## THE EXERCISE
Report how many lines in the records hold the string "Output"; give the number and nothing else.

Entries with figure data
————————

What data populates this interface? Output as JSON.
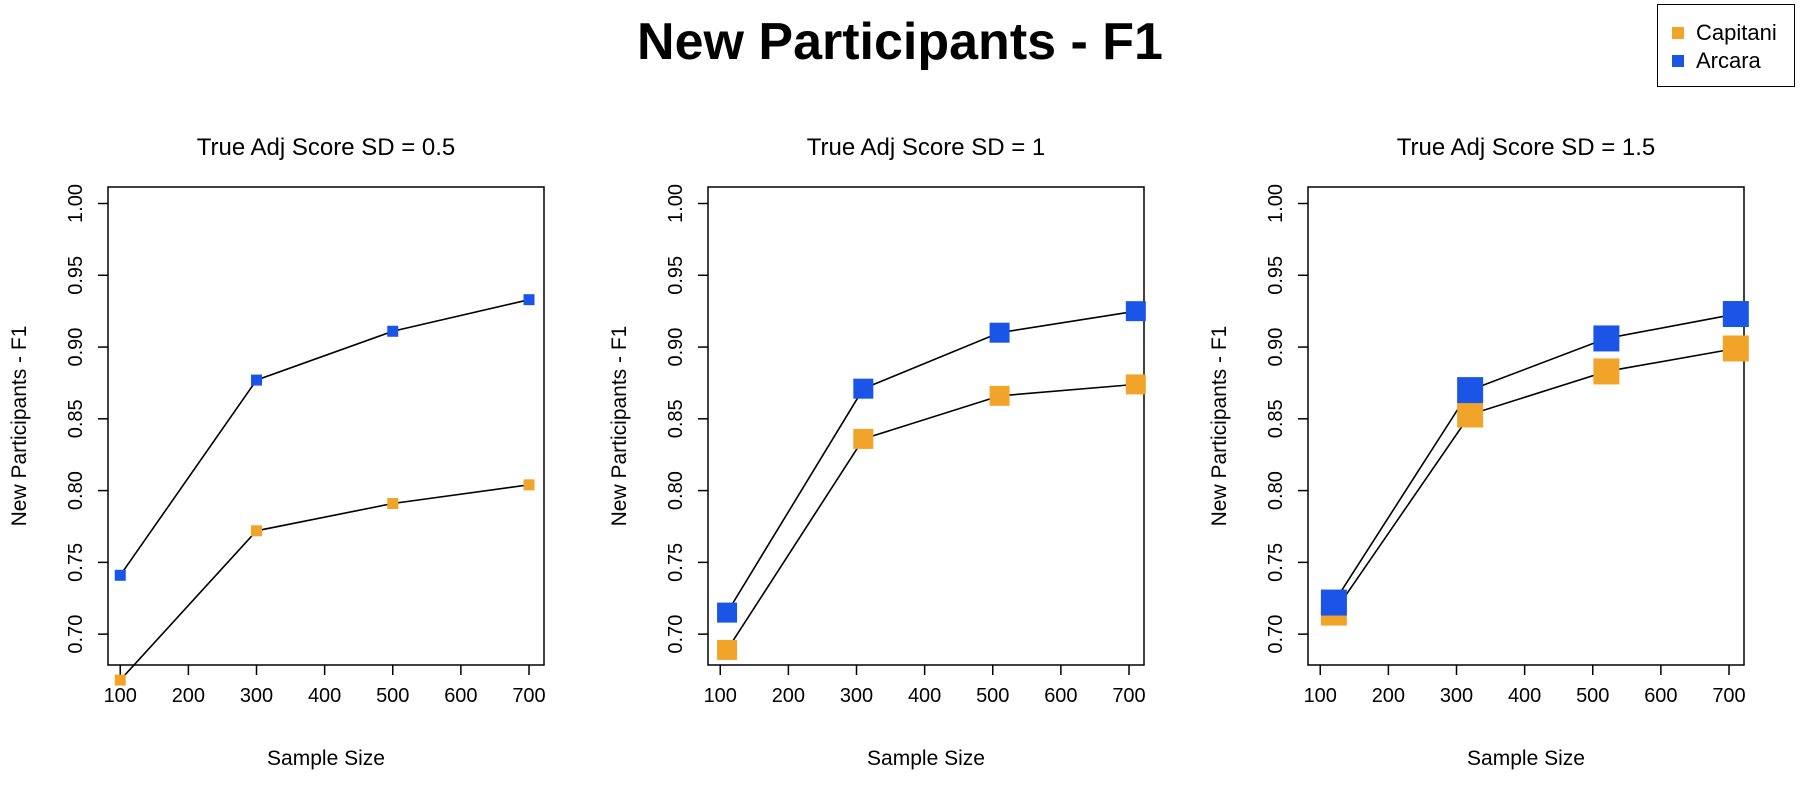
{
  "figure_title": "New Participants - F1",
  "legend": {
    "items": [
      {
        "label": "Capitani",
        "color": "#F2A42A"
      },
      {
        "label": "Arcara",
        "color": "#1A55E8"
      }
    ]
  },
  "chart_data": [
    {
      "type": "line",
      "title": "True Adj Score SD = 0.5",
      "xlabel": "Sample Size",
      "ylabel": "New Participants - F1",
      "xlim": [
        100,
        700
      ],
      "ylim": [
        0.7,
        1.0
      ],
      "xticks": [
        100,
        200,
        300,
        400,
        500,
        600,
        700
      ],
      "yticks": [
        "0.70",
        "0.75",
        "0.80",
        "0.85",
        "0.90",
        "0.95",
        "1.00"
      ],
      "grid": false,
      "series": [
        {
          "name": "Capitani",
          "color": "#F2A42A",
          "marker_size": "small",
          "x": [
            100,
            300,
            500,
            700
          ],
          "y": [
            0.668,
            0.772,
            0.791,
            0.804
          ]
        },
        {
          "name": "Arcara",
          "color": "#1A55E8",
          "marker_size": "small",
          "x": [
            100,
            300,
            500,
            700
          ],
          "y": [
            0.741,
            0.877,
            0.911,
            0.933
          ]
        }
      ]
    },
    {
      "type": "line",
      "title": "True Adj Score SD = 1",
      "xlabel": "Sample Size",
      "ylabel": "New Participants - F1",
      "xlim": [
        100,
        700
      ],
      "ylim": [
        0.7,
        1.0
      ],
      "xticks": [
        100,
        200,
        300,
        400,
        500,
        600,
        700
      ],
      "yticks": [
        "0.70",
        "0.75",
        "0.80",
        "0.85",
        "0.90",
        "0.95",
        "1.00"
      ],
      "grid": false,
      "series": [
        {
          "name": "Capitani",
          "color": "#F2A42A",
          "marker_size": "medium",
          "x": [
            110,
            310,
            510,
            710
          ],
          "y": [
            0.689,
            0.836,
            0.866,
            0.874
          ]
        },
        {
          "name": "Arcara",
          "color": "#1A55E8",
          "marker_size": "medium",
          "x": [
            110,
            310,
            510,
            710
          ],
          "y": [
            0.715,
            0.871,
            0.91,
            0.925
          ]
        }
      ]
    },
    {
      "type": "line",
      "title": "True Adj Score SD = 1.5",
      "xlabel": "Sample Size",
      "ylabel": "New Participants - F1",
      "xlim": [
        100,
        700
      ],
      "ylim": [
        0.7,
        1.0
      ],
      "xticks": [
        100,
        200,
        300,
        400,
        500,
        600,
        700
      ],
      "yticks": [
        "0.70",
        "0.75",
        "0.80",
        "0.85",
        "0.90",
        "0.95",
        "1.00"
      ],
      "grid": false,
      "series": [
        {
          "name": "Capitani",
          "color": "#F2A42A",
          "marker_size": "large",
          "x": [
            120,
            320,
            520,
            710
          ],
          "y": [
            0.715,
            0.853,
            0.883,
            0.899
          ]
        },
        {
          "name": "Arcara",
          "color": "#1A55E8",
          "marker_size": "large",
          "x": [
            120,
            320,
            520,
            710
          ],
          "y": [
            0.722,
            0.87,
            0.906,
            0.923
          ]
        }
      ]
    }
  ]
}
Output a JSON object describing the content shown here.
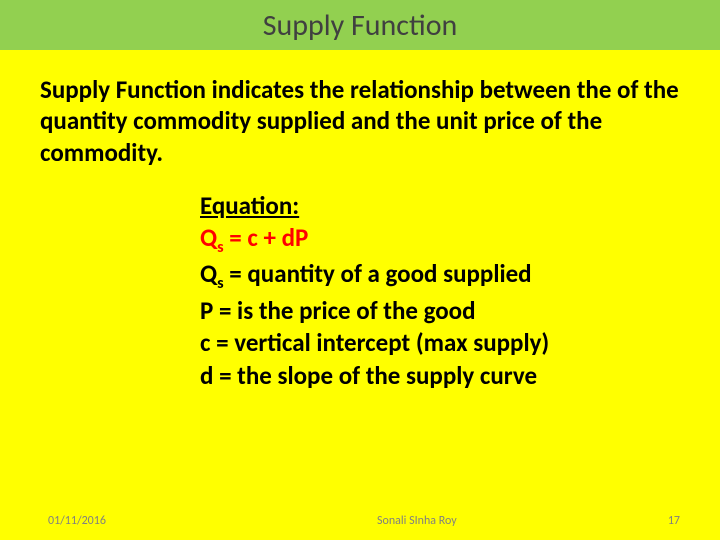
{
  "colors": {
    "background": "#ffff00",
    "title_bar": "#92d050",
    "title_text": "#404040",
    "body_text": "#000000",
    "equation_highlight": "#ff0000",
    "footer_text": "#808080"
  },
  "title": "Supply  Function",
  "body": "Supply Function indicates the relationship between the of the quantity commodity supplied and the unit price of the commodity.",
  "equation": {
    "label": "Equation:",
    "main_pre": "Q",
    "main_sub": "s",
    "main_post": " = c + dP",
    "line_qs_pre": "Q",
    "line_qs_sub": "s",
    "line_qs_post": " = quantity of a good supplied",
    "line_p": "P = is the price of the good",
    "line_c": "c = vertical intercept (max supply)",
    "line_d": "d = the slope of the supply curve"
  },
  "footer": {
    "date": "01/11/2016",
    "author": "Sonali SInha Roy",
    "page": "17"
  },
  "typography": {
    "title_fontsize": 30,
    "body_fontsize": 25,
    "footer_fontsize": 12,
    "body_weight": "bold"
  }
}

————————

## SOLUTION TO THE EXERCISE
2